→ **Prompt**
Each entry below should be written out exactly as it is, with no pictures.

--- START Given data ---

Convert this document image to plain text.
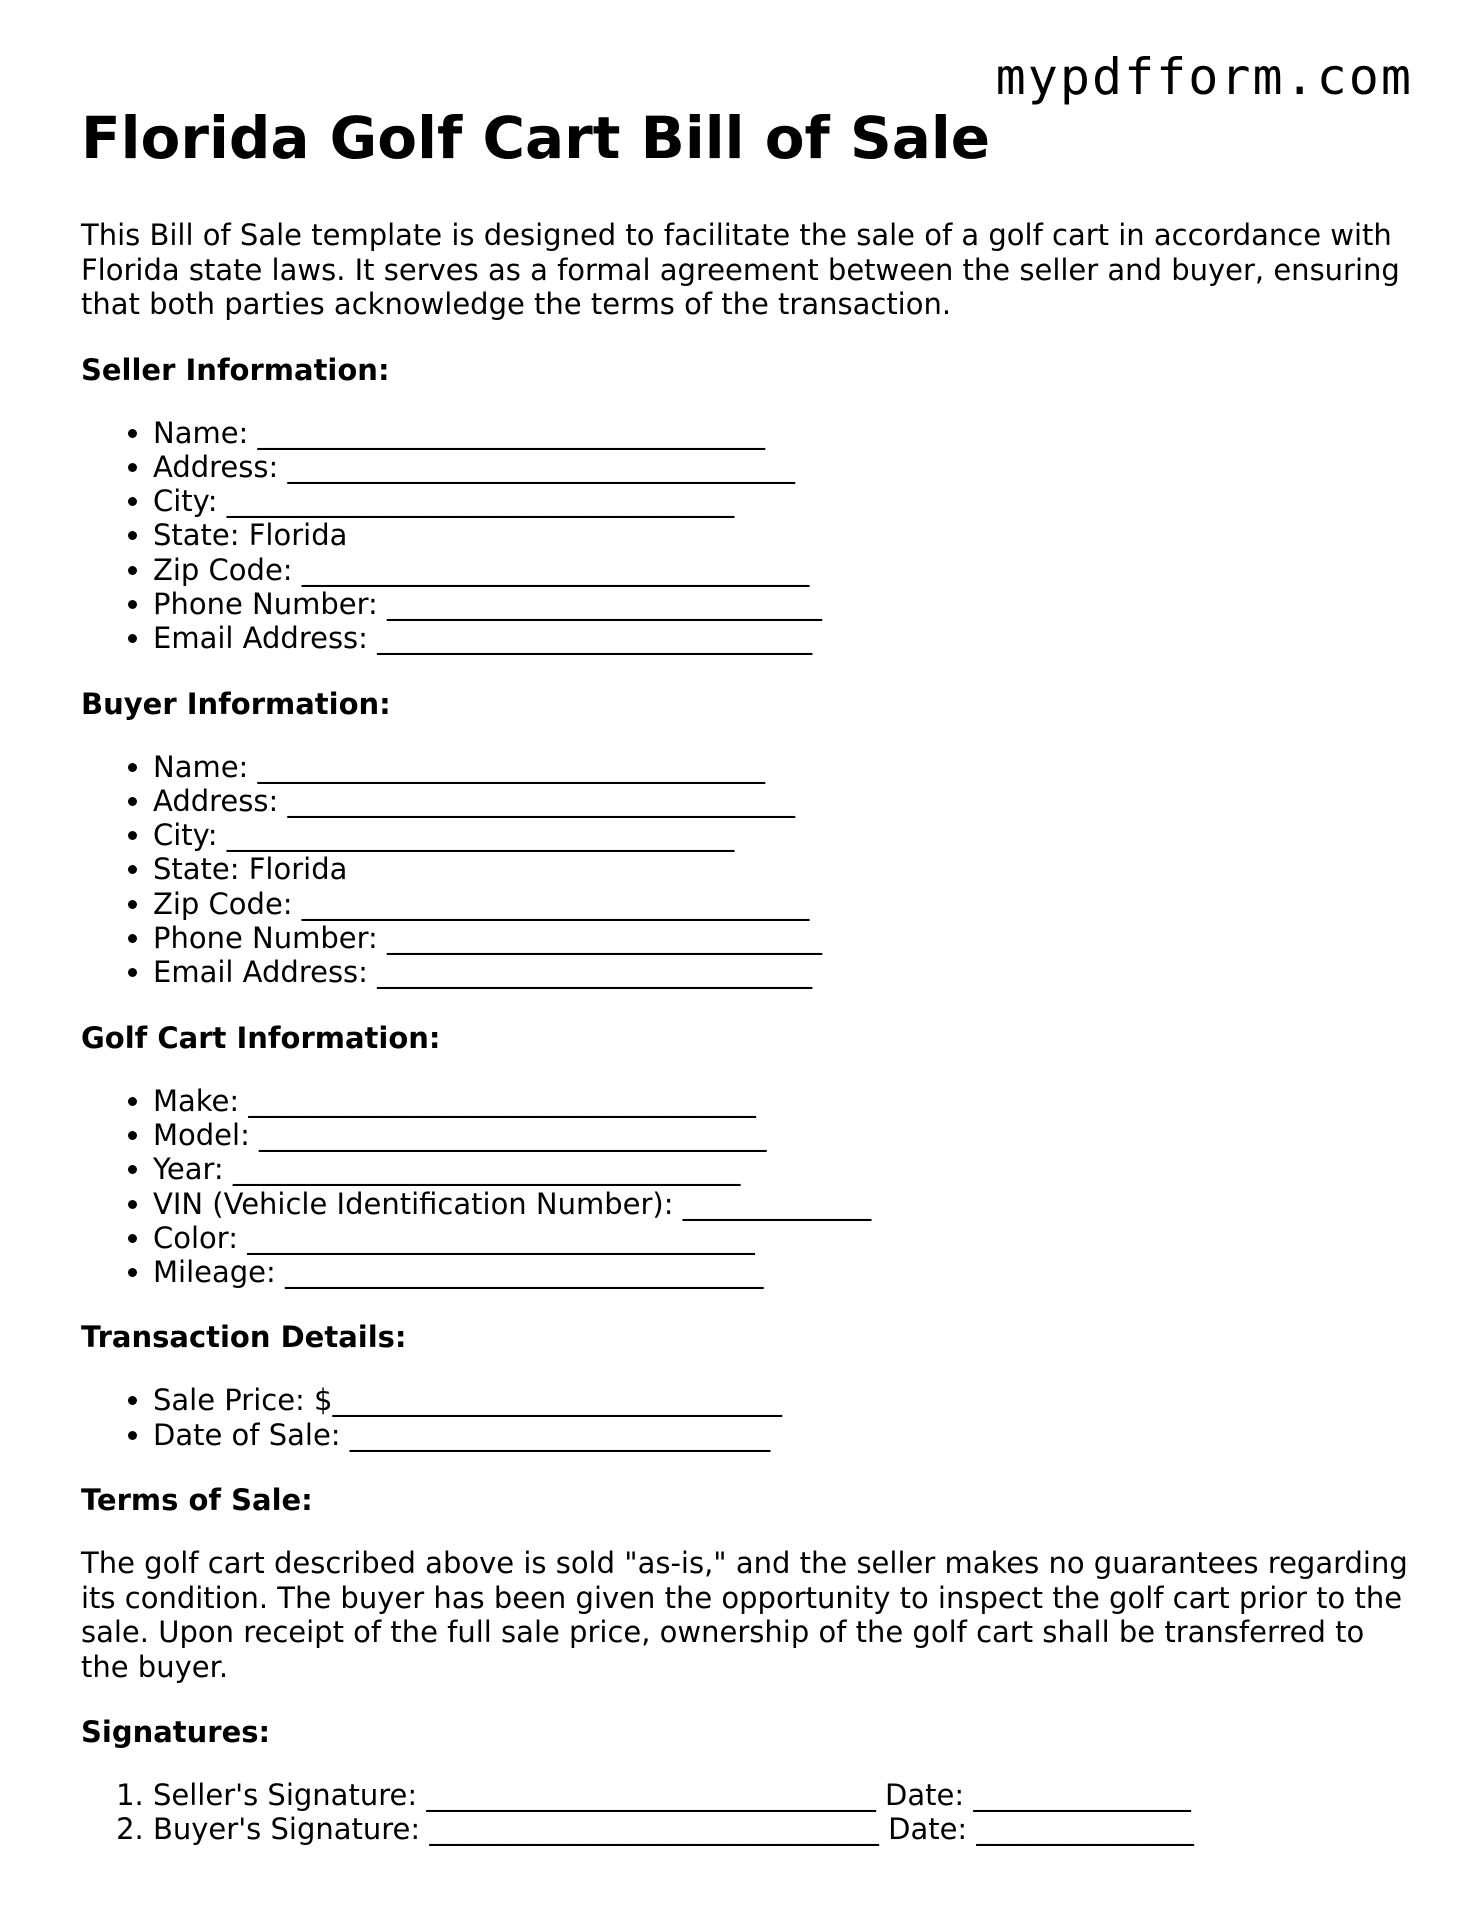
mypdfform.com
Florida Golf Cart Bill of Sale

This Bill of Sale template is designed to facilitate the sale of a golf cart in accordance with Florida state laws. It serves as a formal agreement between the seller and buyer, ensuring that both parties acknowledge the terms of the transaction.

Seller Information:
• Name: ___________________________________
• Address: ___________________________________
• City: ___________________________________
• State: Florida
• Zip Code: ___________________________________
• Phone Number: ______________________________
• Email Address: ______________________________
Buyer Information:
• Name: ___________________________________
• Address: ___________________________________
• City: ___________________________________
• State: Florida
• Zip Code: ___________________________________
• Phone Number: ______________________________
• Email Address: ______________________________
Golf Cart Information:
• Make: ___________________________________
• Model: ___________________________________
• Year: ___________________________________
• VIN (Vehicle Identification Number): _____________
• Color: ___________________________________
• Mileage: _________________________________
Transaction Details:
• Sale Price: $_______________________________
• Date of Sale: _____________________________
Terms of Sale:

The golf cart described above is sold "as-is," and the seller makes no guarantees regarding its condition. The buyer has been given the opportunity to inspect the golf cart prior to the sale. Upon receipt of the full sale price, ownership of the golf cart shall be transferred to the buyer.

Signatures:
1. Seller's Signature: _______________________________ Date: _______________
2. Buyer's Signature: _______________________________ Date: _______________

--- END Given data ---

→ **Response to the exercise**
Convert this document image to plain text.
mypdfform.com
Florida Golf Cart Bill of Sale

This Bill of Sale template is designed to facilitate the sale of a golf cart in accordance with Florida state laws. It serves as a formal agreement between the seller and buyer, ensuring that both parties acknowledge the terms of the transaction.

Seller Information:
• Name: ___________________________________
• Address: ___________________________________
• City: ___________________________________
• State: Florida
• Zip Code: ___________________________________
• Phone Number: ______________________________
• Email Address: ______________________________
Buyer Information:
• Name: ___________________________________
• Address: ___________________________________
• City: ___________________________________
• State: Florida
• Zip Code: ___________________________________
• Phone Number: ______________________________
• Email Address: ______________________________
Golf Cart Information:
• Make: ___________________________________
• Model: ___________________________________
• Year: ___________________________________
• VIN (Vehicle Identification Number): _____________
• Color: ___________________________________
• Mileage: _________________________________
Transaction Details:
• Sale Price: $_______________________________
• Date of Sale: _____________________________
Terms of Sale:

The golf cart described above is sold "as-is," and the seller makes no guarantees regarding its condition. The buyer has been given the opportunity to inspect the golf cart prior to the sale. Upon receipt of the full sale price, ownership of the golf cart shall be transferred to the buyer.

Signatures:
1. Seller's Signature: _______________________________ Date: _______________
2. Buyer's Signature: _______________________________ Date: _______________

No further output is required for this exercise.